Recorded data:

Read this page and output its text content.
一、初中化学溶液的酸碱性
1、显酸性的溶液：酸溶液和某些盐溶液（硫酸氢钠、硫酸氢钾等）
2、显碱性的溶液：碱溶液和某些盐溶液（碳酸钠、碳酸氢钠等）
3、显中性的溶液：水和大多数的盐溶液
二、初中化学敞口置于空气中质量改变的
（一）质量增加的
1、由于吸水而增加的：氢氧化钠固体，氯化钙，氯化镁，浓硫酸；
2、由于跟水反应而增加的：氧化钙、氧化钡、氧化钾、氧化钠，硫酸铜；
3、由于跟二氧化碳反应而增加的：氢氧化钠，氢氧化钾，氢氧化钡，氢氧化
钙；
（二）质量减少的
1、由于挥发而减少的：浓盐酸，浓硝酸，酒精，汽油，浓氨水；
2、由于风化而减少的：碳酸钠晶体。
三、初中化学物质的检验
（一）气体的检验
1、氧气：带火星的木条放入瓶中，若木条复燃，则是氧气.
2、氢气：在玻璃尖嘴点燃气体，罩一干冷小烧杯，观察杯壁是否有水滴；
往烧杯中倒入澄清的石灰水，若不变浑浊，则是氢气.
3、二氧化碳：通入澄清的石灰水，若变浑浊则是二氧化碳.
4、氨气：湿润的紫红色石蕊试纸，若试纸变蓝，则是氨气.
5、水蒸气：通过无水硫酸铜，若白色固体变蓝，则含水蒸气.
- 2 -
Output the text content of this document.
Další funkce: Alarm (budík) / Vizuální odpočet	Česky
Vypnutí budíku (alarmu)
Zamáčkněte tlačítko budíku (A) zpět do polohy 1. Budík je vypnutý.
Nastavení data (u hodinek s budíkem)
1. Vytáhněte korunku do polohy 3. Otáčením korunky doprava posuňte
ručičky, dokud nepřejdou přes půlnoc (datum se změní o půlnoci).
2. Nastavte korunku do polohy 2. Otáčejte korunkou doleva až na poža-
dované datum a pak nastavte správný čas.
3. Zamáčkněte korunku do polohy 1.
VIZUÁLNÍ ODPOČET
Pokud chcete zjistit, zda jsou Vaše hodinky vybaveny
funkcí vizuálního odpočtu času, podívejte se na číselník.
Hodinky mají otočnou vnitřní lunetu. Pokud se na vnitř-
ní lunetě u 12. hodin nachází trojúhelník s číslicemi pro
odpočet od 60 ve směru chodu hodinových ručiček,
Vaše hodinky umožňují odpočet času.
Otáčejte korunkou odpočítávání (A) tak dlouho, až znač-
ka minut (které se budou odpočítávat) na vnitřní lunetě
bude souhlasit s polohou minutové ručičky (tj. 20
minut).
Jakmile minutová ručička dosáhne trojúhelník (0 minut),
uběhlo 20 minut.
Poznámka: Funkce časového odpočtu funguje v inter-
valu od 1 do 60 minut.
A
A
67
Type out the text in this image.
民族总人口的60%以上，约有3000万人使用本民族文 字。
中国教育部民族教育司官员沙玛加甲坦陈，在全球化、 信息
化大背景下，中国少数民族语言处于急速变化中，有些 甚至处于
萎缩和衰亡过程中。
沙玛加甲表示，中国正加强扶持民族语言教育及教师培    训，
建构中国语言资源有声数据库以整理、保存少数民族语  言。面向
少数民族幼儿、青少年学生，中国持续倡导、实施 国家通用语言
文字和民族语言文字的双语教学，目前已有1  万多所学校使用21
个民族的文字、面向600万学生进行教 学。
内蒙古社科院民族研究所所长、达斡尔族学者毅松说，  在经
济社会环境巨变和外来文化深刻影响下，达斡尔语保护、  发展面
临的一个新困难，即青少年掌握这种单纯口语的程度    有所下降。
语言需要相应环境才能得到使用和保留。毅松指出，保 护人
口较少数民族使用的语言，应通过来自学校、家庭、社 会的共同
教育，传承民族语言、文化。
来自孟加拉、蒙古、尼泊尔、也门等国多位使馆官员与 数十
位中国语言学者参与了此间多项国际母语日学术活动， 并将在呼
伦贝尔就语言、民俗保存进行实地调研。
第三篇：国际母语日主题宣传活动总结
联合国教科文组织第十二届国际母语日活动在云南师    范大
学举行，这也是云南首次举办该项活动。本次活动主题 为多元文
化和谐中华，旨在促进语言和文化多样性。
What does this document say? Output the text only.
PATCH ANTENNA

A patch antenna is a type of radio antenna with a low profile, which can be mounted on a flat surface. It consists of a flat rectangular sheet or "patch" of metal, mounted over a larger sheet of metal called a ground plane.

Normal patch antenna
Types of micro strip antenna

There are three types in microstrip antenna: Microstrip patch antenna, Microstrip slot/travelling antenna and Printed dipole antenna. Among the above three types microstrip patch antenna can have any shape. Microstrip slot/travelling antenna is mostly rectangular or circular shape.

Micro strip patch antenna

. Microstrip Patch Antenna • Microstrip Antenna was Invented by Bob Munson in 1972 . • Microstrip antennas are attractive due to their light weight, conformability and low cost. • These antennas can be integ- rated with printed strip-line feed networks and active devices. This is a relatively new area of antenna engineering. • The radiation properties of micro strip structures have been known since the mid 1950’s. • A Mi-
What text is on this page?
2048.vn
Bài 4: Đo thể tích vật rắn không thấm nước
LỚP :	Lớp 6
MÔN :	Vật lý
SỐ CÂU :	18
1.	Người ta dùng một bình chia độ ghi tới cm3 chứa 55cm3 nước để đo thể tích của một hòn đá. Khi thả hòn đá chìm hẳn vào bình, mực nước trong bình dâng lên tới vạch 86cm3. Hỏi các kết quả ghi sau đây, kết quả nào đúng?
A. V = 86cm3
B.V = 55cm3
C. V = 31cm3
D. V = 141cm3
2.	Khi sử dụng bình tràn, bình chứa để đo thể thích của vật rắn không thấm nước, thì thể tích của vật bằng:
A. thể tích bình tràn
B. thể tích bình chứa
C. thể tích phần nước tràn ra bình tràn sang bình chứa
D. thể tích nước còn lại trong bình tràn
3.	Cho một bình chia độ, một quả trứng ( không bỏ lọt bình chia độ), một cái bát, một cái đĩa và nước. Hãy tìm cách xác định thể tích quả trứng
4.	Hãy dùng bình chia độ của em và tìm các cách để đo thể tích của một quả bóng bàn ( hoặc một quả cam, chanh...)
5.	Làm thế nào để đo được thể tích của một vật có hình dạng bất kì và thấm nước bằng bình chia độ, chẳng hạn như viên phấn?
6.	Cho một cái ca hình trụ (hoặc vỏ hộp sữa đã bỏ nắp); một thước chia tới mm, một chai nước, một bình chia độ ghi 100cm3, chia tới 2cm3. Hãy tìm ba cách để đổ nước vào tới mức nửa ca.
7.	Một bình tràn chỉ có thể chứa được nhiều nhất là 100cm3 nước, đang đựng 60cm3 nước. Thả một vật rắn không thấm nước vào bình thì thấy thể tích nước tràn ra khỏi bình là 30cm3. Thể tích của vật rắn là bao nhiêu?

• THE EXERCISE: Determine how many lines in the listing above hold the string "odpočtu", then write only the number.

• EXERCISE RESPONSE: 2